- [Job]: Repeat the entries below exactly as they appear, with no pictures.

** begin Task inputs **

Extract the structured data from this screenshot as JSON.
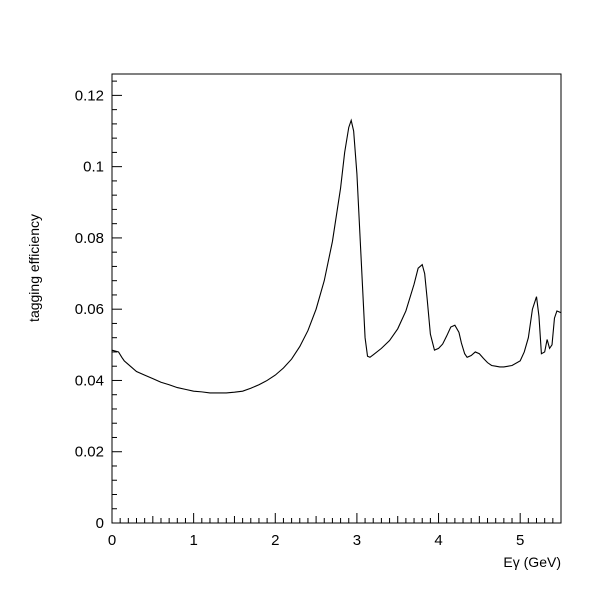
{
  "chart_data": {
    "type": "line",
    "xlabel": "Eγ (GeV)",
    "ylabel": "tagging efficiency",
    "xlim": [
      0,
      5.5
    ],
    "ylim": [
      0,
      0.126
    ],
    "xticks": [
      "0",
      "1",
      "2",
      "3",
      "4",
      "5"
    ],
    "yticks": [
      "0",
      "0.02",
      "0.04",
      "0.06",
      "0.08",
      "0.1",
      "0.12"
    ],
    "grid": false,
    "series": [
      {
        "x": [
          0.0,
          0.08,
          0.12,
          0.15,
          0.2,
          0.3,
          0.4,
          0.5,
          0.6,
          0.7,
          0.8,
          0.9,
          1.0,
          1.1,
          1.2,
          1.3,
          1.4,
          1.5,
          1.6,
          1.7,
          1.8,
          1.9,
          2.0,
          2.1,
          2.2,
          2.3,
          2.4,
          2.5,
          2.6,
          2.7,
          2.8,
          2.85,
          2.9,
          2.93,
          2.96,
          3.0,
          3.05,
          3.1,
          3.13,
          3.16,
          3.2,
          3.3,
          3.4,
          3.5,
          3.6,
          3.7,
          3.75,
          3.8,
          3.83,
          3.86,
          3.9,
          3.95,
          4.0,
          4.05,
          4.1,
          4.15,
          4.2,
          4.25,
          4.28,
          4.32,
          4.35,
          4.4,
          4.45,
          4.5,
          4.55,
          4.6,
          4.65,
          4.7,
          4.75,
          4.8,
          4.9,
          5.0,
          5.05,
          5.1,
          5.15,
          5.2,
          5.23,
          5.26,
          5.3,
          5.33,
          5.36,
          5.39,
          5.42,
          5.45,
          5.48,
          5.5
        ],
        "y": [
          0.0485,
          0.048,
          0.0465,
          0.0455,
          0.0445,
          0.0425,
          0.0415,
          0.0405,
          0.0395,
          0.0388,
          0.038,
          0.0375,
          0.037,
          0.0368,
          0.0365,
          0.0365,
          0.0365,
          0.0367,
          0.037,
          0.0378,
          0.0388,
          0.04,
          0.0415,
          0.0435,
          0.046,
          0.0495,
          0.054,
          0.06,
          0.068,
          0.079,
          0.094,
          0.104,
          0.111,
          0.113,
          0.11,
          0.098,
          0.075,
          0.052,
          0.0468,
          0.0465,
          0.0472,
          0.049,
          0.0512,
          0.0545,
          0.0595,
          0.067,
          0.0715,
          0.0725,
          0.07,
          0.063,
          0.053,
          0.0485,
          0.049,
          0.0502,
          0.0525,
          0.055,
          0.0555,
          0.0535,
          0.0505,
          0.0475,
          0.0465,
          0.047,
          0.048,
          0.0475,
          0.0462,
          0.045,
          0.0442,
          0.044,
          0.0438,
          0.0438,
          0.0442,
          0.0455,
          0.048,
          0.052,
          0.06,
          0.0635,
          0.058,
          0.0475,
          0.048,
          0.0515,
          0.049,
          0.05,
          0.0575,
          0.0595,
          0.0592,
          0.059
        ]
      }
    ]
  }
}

** end Task inputs **

- [Final answer]:
Extract the structured data from this screenshot as JSON.
{
  "chart_data": {
    "type": "line",
    "xlabel": "Eγ (GeV)",
    "ylabel": "tagging efficiency",
    "xlim": [
      0,
      5.5
    ],
    "ylim": [
      0,
      0.126
    ],
    "xticks": [
      "0",
      "1",
      "2",
      "3",
      "4",
      "5"
    ],
    "yticks": [
      "0",
      "0.02",
      "0.04",
      "0.06",
      "0.08",
      "0.1",
      "0.12"
    ],
    "grid": false,
    "series": [
      {
        "x": [
          0.0,
          0.08,
          0.12,
          0.15,
          0.2,
          0.3,
          0.4,
          0.5,
          0.6,
          0.7,
          0.8,
          0.9,
          1.0,
          1.1,
          1.2,
          1.3,
          1.4,
          1.5,
          1.6,
          1.7,
          1.8,
          1.9,
          2.0,
          2.1,
          2.2,
          2.3,
          2.4,
          2.5,
          2.6,
          2.7,
          2.8,
          2.85,
          2.9,
          2.93,
          2.96,
          3.0,
          3.05,
          3.1,
          3.13,
          3.16,
          3.2,
          3.3,
          3.4,
          3.5,
          3.6,
          3.7,
          3.75,
          3.8,
          3.83,
          3.86,
          3.9,
          3.95,
          4.0,
          4.05,
          4.1,
          4.15,
          4.2,
          4.25,
          4.28,
          4.32,
          4.35,
          4.4,
          4.45,
          4.5,
          4.55,
          4.6,
          4.65,
          4.7,
          4.75,
          4.8,
          4.9,
          5.0,
          5.05,
          5.1,
          5.15,
          5.2,
          5.23,
          5.26,
          5.3,
          5.33,
          5.36,
          5.39,
          5.42,
          5.45,
          5.48,
          5.5
        ],
        "y": [
          0.0485,
          0.048,
          0.0465,
          0.0455,
          0.0445,
          0.0425,
          0.0415,
          0.0405,
          0.0395,
          0.0388,
          0.038,
          0.0375,
          0.037,
          0.0368,
          0.0365,
          0.0365,
          0.0365,
          0.0367,
          0.037,
          0.0378,
          0.0388,
          0.04,
          0.0415,
          0.0435,
          0.046,
          0.0495,
          0.054,
          0.06,
          0.068,
          0.079,
          0.094,
          0.104,
          0.111,
          0.113,
          0.11,
          0.098,
          0.075,
          0.052,
          0.0468,
          0.0465,
          0.0472,
          0.049,
          0.0512,
          0.0545,
          0.0595,
          0.067,
          0.0715,
          0.0725,
          0.07,
          0.063,
          0.053,
          0.0485,
          0.049,
          0.0502,
          0.0525,
          0.055,
          0.0555,
          0.0535,
          0.0505,
          0.0475,
          0.0465,
          0.047,
          0.048,
          0.0475,
          0.0462,
          0.045,
          0.0442,
          0.044,
          0.0438,
          0.0438,
          0.0442,
          0.0455,
          0.048,
          0.052,
          0.06,
          0.0635,
          0.058,
          0.0475,
          0.048,
          0.0515,
          0.049,
          0.05,
          0.0575,
          0.0595,
          0.0592,
          0.059
        ]
      }
    ]
  }
}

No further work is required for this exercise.